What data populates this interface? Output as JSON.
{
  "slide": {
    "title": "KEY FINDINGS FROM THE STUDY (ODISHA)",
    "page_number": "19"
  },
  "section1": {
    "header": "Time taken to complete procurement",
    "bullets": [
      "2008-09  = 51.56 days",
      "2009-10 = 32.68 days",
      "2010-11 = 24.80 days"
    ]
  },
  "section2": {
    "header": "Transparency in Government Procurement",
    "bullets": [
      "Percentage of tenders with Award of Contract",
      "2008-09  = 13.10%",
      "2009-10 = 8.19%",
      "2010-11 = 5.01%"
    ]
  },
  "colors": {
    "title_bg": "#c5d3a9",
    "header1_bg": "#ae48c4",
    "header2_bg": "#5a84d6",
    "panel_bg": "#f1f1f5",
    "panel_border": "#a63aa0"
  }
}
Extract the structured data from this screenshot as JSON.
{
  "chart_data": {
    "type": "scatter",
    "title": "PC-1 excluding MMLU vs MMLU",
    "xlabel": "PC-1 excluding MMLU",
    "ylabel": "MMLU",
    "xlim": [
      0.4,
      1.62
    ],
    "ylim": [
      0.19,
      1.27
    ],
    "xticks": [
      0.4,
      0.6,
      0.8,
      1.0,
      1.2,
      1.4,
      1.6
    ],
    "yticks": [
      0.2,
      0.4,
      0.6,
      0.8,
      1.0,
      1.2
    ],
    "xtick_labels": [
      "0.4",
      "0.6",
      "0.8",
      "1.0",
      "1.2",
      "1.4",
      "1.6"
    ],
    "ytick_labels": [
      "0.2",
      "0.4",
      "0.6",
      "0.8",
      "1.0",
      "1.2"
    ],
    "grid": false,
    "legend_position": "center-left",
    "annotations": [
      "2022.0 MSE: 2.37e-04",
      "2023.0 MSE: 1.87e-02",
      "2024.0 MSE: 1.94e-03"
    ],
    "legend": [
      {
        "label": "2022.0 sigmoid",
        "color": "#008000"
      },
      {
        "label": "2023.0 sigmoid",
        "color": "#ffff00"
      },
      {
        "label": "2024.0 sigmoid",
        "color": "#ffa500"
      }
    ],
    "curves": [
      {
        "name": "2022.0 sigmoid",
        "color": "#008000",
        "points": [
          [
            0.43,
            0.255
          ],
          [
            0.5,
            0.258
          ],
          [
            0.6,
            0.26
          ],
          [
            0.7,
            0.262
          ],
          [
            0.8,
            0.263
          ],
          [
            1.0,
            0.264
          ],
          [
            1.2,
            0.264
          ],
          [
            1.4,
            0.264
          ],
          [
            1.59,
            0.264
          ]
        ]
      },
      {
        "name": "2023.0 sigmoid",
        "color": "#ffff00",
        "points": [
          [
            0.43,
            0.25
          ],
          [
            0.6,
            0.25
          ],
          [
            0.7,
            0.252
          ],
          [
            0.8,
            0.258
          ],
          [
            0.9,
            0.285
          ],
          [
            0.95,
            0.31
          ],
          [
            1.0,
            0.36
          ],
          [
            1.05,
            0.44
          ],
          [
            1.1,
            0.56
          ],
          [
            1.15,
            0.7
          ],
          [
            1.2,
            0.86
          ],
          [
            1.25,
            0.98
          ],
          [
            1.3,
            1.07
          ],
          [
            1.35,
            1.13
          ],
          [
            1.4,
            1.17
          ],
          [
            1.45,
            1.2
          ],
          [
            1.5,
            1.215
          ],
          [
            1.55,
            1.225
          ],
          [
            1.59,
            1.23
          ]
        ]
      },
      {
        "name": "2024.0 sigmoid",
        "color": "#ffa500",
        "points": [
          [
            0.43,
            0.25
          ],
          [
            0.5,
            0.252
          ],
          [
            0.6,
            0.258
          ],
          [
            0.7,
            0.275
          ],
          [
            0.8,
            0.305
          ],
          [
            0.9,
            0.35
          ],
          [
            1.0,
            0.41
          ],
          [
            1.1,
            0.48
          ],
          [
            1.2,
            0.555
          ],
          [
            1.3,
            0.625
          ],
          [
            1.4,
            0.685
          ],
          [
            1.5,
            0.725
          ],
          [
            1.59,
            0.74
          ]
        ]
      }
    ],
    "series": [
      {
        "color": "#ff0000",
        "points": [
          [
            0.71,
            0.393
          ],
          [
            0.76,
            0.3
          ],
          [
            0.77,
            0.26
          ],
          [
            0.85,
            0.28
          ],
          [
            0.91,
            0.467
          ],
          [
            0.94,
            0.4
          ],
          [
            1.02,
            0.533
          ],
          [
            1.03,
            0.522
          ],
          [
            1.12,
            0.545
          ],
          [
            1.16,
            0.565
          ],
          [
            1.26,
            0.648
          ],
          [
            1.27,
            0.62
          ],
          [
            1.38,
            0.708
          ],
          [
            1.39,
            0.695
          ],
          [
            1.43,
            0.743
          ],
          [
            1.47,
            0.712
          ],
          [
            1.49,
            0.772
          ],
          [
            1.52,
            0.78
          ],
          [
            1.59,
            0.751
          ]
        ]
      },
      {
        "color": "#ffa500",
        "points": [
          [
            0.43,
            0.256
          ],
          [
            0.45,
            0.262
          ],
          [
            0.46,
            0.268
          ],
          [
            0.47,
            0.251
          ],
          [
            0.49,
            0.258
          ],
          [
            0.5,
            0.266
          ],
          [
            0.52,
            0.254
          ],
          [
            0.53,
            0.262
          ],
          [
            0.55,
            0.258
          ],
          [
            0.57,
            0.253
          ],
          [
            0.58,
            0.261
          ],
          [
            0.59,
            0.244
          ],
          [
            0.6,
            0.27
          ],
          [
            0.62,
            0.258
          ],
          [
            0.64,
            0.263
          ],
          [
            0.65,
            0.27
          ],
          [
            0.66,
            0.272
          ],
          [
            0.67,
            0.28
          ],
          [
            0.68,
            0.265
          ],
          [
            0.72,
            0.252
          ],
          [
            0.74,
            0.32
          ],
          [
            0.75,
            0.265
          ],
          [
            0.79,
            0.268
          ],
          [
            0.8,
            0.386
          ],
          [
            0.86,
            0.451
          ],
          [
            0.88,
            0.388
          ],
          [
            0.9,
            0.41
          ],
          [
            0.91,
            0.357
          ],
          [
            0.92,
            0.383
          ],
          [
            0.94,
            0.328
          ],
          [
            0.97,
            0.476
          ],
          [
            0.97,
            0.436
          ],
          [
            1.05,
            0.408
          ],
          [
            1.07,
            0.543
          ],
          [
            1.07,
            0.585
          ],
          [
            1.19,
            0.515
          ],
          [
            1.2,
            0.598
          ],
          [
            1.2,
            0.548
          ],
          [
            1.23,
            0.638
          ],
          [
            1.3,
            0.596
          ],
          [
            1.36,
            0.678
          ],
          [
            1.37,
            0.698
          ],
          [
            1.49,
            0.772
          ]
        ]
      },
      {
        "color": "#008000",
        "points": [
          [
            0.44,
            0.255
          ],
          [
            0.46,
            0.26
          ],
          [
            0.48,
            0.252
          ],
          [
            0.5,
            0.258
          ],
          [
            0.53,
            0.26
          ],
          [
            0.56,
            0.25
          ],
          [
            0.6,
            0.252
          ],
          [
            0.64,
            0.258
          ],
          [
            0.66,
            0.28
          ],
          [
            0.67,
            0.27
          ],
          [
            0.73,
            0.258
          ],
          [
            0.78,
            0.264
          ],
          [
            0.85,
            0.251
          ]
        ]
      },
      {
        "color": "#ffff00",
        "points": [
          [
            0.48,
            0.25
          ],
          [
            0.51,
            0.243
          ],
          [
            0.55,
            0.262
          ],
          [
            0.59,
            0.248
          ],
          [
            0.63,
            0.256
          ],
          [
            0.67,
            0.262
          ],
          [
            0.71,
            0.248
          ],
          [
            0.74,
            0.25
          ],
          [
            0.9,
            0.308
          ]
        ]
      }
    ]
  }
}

§ PROBLEM TO WORK ON: Search the data above for the word "JSON", then gather each line in which it appears.

§ RESULT OF THIS TASK:
What data populates this interface? Output as JSON.
Extract the structured data from this screenshot as JSON.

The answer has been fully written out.